_TASKS TO PERFORM_.
• A. In the boltenv documentation, where is your GitHub token stored, and with what permissions?
• B. Write the next part of the boltenv documentation, picking up after its last sentence.

** Opening TEXT SECTION block **

A fresh random IV is generated for every push, so encrypting the same data twice produces different ciphertext. The GCM auth tag ensures integrity — any tampering is detected on pull.

Authentication

boltenv uses GitHub as its identity layer. No new accounts — your GitHub repo access determines who can push and pull secrets.

Terminal
# Log in via GitHub Device Flow (opens browser)
boltenv login
# Check who you're logged in as
boltenv whoami
# Log out (removes stored token)
boltenv logout

Your GitHub token is stored at ~/.boltenv/auth.json with 0600 permissions. You need write (push) access to the repository on GitHub to push or pull secrets.

Pushing secrets

Push encrypts your .env file locally and uploads only the ciphertext to the server.

Terminal
# Push .env from the current directory
boltenv push
# Push a specific file
boltenv push .env.production
# Push to a specific environment
boltenv push -e production
# Skip confirmation prompt
boltenv push -y
# Push to a specific repo (no .git needed)
boltenv push -r myorg/myapp

The first push auto-generates an encryption key and saves it locally. Share it with teammates using boltenv key export.

** Closing TEXT SECTION block **
** Opening DATA SHOWN block **

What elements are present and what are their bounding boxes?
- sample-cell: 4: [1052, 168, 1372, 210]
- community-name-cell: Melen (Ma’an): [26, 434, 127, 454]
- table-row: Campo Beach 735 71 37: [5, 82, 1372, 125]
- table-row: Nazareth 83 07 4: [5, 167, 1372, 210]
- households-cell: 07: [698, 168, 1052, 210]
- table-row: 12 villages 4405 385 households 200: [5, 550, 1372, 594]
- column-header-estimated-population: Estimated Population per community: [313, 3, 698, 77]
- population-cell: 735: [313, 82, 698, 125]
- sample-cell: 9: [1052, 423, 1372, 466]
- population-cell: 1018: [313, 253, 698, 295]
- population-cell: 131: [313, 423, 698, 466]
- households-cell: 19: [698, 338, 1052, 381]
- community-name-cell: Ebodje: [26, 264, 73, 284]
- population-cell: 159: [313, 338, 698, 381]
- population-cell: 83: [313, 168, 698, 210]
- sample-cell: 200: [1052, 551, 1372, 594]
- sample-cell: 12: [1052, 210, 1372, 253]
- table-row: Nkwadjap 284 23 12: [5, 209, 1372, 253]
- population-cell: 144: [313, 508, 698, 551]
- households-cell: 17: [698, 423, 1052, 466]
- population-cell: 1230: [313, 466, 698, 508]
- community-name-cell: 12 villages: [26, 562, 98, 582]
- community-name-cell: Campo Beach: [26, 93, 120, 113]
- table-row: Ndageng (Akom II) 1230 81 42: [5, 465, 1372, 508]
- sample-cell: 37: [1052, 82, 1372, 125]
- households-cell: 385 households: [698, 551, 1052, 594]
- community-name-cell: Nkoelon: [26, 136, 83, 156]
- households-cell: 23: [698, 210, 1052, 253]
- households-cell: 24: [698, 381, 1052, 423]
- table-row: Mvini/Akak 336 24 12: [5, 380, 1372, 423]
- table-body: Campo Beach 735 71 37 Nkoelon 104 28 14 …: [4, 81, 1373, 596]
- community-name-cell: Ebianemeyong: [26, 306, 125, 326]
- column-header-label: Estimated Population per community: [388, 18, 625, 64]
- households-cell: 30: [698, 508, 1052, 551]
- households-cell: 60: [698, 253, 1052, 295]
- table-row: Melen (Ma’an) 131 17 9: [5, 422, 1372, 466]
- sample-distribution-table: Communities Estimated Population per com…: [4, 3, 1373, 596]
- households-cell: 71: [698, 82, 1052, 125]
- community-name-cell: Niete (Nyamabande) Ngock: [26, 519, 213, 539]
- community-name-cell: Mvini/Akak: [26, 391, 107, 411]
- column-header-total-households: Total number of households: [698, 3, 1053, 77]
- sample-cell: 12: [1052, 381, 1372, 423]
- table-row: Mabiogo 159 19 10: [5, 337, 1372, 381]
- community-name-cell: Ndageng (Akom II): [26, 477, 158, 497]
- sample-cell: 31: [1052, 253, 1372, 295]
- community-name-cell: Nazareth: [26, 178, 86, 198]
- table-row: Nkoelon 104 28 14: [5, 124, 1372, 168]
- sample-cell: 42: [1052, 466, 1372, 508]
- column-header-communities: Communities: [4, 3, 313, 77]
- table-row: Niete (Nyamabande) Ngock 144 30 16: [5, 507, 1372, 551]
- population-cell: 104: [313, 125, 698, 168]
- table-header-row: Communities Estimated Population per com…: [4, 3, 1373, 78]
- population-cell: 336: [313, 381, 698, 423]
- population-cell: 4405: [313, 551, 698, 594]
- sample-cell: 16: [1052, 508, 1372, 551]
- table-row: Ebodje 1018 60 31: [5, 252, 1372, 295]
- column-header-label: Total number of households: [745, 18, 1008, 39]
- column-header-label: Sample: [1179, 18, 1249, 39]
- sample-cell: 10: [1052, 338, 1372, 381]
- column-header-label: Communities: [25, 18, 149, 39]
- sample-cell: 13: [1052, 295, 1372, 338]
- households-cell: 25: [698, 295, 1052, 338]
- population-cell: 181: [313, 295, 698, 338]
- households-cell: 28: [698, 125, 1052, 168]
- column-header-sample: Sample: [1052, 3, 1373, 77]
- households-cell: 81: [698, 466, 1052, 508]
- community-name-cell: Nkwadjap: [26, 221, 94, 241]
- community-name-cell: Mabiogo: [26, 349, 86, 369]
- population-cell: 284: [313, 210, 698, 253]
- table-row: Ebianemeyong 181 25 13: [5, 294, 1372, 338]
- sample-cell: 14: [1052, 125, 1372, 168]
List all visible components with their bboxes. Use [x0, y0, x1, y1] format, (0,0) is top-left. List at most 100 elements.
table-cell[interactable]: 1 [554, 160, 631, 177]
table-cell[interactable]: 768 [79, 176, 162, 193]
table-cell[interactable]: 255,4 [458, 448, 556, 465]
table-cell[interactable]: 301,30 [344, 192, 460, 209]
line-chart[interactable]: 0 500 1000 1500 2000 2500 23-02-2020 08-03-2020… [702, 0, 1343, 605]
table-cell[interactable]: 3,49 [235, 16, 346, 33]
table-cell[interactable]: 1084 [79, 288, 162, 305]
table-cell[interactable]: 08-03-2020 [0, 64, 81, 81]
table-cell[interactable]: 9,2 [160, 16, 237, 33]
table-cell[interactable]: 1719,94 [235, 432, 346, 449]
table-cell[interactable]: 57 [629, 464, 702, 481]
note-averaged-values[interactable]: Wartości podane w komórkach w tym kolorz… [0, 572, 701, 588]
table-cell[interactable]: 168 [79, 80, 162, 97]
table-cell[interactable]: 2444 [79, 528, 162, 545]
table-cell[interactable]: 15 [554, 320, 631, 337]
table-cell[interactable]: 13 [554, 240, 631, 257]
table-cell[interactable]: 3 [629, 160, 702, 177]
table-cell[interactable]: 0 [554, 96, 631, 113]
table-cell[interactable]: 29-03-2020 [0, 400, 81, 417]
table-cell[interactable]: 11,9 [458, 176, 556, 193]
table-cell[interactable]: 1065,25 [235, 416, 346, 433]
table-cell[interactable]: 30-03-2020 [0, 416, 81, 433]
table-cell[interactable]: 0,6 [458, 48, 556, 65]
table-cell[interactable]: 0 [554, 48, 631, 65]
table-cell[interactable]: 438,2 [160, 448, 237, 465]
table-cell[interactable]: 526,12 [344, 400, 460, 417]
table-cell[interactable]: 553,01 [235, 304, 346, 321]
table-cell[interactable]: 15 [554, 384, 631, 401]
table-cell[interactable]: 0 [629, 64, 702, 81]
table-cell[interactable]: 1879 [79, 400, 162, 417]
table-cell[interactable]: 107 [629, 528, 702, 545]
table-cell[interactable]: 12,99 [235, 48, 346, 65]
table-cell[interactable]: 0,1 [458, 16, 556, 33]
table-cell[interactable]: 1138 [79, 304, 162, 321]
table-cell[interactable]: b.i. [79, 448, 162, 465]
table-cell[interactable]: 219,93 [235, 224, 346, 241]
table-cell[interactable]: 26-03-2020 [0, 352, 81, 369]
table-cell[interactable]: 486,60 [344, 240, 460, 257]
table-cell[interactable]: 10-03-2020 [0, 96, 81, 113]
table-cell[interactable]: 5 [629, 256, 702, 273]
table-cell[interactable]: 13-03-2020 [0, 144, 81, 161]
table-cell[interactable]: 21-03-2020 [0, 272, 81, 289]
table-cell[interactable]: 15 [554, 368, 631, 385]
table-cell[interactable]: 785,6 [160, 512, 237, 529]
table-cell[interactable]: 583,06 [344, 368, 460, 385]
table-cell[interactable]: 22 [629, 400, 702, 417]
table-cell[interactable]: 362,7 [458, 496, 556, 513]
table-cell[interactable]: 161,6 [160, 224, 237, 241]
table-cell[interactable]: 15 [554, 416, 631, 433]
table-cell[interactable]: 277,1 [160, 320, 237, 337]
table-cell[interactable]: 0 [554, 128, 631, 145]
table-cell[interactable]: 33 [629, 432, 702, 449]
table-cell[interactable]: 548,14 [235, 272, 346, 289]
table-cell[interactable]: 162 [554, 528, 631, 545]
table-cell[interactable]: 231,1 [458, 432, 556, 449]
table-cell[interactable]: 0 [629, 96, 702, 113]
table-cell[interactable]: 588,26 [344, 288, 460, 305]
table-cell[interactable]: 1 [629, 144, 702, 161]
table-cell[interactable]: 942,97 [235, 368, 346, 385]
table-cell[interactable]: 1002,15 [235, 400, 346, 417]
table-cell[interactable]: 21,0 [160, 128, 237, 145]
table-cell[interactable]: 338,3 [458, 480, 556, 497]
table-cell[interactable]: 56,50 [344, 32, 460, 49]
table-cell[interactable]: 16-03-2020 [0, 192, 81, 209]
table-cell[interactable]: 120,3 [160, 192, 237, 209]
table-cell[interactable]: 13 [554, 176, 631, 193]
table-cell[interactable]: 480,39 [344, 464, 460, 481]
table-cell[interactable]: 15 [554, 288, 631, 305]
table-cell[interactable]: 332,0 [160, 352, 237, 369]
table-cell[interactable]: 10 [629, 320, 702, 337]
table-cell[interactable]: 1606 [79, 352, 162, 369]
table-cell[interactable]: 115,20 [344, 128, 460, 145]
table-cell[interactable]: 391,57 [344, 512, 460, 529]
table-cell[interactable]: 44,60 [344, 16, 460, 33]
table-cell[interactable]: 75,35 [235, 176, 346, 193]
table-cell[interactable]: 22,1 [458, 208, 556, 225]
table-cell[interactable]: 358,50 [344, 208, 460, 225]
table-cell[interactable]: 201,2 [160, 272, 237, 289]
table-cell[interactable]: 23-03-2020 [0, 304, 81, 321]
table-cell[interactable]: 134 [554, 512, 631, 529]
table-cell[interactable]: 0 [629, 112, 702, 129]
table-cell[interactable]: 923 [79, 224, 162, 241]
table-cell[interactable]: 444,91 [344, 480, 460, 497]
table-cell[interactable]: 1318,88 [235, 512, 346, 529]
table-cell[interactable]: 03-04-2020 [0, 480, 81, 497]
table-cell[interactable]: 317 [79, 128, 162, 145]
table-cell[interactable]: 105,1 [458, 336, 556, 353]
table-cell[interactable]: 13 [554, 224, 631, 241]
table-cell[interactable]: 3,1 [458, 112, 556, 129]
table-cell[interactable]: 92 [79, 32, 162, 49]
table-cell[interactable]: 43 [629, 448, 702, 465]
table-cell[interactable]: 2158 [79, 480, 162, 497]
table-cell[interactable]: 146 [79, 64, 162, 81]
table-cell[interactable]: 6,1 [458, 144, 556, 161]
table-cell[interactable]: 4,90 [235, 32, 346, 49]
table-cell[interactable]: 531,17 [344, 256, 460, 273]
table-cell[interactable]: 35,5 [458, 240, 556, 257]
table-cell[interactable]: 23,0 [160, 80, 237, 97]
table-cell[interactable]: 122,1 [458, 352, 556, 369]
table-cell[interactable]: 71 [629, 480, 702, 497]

** Closing DATA SHOWN block **

_RESPONSES PER TASK_.
• A. It is stored at ~/.boltenv/auth.json with 0600 permissions.

• B.
Pulling secrets

Pull downloads and decrypts secrets using your local key. The server never sees the key.

Terminal
# Pull .env (auto-detects environment from branch)
boltenv pull
# Pull from a specific environment
boltenv pull -e staging
# Pull a specific version (rollback)
boltenv pull --revision 3
# Print to stdout instead of writing a file
boltenv pull --stdout
# Output as JSON or shell exports
boltenv pull --format json
boltenv pull --format shell
ℹ Note: Files are written atomically (temp file + rename) with 0600 permissions. Existing .env files will prompt for confirmation before overwriting.

Key management

Every repo has one encryption key. The first person to push auto-generates it. Everyone else imports it.

Terminal
# Export your key as base64 (share via secure channel)
boltenv key export
# Import a key from a teammate
boltenv key import dGhpcyBpcyBhIDMyIGJ5dGUga2V5...
# Check if you have the key for this repo
boltenv key status
⚠ Warning: Never share your key in group chats, email threads, or commit it to git. Use a secure, private channel.

Environments

boltenv auto-detects the environment from your git branch:

main, master → production
staging → staging
develop → development
anything else → development (default)

Override with the -e flag on any command: boltenv push -e production

CI/CD

For CI pipelines, Docker, and headless servers — use environment variables instead of interactive login.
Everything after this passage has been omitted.